# Goal
Scan the records and identify every line in which the string "frac" occurs, then return those lines.

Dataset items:
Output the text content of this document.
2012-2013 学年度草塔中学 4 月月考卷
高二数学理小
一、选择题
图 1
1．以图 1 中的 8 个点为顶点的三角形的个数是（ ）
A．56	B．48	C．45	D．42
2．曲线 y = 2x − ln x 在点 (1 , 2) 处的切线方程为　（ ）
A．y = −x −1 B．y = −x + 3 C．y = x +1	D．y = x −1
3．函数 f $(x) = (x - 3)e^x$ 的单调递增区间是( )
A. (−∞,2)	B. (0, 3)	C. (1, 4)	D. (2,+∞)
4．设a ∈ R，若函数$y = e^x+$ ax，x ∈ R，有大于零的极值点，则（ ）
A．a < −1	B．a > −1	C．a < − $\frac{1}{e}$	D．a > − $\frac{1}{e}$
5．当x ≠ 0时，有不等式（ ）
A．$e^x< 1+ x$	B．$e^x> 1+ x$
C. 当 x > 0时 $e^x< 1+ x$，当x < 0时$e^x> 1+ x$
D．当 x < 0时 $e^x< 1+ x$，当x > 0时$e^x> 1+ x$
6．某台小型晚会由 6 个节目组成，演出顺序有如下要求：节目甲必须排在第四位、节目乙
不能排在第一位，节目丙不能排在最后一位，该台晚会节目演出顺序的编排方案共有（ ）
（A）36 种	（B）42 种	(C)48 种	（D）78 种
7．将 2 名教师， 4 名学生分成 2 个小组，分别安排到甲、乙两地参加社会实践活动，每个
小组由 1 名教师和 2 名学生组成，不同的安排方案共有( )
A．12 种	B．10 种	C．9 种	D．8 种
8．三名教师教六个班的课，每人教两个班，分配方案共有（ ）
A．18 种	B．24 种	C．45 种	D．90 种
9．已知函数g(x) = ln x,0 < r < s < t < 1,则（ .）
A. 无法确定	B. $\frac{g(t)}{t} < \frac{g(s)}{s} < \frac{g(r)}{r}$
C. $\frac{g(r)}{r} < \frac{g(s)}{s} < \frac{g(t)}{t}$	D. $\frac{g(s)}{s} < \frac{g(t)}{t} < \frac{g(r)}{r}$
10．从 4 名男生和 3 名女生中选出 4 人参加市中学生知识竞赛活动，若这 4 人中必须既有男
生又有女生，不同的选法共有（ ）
---
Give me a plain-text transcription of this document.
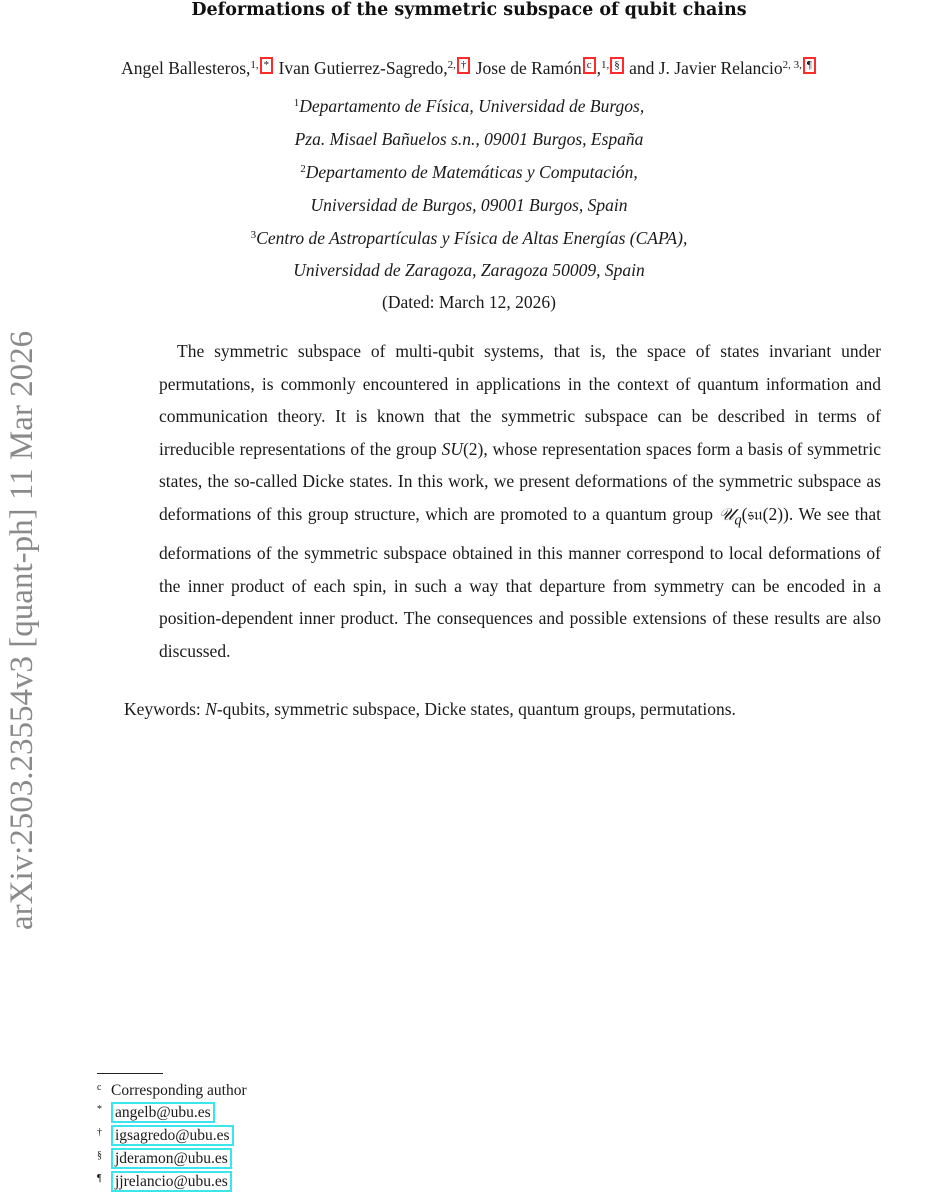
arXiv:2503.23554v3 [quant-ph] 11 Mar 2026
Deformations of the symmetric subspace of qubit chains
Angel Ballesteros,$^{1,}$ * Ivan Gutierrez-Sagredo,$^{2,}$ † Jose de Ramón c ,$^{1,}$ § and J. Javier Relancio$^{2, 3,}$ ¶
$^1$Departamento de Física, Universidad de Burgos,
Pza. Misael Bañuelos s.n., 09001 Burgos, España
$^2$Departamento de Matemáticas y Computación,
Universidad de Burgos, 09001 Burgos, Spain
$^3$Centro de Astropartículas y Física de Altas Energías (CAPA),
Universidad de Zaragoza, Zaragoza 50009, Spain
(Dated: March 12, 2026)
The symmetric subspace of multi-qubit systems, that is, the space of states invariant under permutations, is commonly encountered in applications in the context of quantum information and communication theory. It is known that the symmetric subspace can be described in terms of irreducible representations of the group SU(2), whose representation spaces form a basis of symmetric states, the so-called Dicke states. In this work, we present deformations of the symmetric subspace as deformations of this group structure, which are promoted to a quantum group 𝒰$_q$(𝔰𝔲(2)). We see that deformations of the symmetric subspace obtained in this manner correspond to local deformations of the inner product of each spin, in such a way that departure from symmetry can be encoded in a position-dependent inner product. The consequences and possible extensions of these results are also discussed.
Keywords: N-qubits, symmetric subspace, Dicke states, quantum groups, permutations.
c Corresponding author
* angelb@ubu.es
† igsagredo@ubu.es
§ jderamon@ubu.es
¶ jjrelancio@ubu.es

# Written response
A．a < −1	B．a > −1	C．a < − $\frac{1}{e}$	D．a > − $\frac{1}{e}$
A. 无法确定	B. $\frac{g(t)}{t} < \frac{g(s)}{s} < \frac{g(r)}{r}$
C. $\frac{g(r)}{r} < \frac{g(s)}{s} < \frac{g(t)}{t}$	D. $\frac{g(s)}{s} < \frac{g(t)}{t} < \frac{g(r)}{r}$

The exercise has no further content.